**SET PROBLEM**
Find the string "Second" in the entries and copy each line that has it.

**STORED ROWS**
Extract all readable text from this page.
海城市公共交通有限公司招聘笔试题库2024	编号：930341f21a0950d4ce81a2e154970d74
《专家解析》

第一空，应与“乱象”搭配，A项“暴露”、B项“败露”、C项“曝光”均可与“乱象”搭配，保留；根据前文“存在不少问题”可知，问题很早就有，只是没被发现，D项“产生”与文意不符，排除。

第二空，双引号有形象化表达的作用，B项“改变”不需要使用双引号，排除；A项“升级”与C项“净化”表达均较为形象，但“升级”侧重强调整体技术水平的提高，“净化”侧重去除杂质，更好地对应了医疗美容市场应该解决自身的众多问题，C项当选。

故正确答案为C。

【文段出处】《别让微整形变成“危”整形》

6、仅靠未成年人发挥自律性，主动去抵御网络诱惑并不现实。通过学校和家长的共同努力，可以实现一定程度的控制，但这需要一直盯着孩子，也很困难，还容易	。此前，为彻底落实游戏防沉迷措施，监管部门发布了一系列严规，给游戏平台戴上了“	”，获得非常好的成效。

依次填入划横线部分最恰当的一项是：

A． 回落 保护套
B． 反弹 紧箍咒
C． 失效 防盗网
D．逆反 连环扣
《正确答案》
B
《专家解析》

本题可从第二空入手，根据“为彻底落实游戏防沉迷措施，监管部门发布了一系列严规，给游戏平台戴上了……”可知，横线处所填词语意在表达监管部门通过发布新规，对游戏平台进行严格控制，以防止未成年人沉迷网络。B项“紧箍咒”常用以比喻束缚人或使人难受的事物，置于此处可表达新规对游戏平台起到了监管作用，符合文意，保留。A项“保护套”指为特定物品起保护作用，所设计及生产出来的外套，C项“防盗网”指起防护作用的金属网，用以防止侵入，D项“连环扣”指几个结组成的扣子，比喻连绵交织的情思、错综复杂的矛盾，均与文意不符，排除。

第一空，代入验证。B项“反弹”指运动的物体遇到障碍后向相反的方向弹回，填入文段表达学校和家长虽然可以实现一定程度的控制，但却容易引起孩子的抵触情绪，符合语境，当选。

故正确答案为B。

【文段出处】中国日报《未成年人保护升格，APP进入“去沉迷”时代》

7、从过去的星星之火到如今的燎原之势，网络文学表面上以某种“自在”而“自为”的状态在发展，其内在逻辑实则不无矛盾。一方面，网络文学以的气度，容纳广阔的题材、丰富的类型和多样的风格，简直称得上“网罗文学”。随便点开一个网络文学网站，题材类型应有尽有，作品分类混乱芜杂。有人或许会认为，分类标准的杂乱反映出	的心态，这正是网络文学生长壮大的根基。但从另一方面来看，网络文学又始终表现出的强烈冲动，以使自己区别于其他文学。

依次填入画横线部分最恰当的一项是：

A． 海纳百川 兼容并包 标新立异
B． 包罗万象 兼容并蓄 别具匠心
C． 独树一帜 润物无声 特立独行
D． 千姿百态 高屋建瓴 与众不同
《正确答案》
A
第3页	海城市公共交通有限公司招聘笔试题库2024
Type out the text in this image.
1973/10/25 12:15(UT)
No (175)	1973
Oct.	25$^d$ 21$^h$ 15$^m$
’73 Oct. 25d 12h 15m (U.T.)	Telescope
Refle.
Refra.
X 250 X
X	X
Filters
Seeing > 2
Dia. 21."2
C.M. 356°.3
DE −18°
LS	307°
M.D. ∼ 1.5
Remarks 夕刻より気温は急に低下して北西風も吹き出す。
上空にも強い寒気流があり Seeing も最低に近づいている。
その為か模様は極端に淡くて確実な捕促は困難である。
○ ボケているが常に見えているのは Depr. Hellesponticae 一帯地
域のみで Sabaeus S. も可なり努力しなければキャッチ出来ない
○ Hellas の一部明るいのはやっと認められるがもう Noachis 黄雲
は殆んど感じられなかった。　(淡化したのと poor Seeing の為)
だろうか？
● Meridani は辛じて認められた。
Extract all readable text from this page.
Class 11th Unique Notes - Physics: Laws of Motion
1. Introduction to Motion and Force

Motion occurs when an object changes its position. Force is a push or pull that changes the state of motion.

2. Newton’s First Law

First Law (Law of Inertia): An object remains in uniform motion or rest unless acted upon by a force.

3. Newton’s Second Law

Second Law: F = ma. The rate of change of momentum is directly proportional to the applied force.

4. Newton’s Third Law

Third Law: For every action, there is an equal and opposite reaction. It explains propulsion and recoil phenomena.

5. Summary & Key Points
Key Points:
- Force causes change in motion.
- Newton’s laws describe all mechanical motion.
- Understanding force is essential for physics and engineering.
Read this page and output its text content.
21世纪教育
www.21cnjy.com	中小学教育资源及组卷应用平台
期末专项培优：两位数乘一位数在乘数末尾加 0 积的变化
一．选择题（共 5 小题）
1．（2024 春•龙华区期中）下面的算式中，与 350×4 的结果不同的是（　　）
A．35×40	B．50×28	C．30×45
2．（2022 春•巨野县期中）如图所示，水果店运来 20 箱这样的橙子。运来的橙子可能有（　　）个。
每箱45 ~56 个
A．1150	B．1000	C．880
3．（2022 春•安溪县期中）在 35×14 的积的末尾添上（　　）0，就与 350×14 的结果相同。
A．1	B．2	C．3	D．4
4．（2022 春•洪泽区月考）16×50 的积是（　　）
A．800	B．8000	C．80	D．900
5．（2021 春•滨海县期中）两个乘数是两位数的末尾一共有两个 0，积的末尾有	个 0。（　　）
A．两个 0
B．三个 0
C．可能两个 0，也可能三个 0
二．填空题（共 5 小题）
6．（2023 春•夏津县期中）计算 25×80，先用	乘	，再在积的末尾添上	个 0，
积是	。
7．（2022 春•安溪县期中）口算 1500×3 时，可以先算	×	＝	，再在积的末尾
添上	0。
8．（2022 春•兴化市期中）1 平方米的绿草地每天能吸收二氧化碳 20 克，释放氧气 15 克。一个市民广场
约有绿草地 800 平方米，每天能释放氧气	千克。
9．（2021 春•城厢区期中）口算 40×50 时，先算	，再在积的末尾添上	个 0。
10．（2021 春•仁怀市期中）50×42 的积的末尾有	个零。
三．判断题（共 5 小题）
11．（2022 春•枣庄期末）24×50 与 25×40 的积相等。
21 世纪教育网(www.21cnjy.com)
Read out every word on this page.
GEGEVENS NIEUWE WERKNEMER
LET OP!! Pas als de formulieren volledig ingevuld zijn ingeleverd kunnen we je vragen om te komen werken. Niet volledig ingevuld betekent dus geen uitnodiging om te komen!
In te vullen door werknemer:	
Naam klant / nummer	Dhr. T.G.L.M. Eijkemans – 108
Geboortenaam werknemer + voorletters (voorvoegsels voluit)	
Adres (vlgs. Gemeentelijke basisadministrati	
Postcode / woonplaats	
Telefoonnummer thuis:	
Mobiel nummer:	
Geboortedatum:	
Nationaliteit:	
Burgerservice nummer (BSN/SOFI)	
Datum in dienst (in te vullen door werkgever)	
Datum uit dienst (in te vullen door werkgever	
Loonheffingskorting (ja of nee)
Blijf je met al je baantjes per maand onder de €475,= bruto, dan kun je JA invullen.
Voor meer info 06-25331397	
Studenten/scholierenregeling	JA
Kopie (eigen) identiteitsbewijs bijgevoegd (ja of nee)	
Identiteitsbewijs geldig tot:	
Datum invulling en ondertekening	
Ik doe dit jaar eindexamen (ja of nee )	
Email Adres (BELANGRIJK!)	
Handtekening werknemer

**ANSWER BELOW**
3. Newton’s Second Law
Second Law: F = ma. The rate of change of momentum is directly proportional to the applied force.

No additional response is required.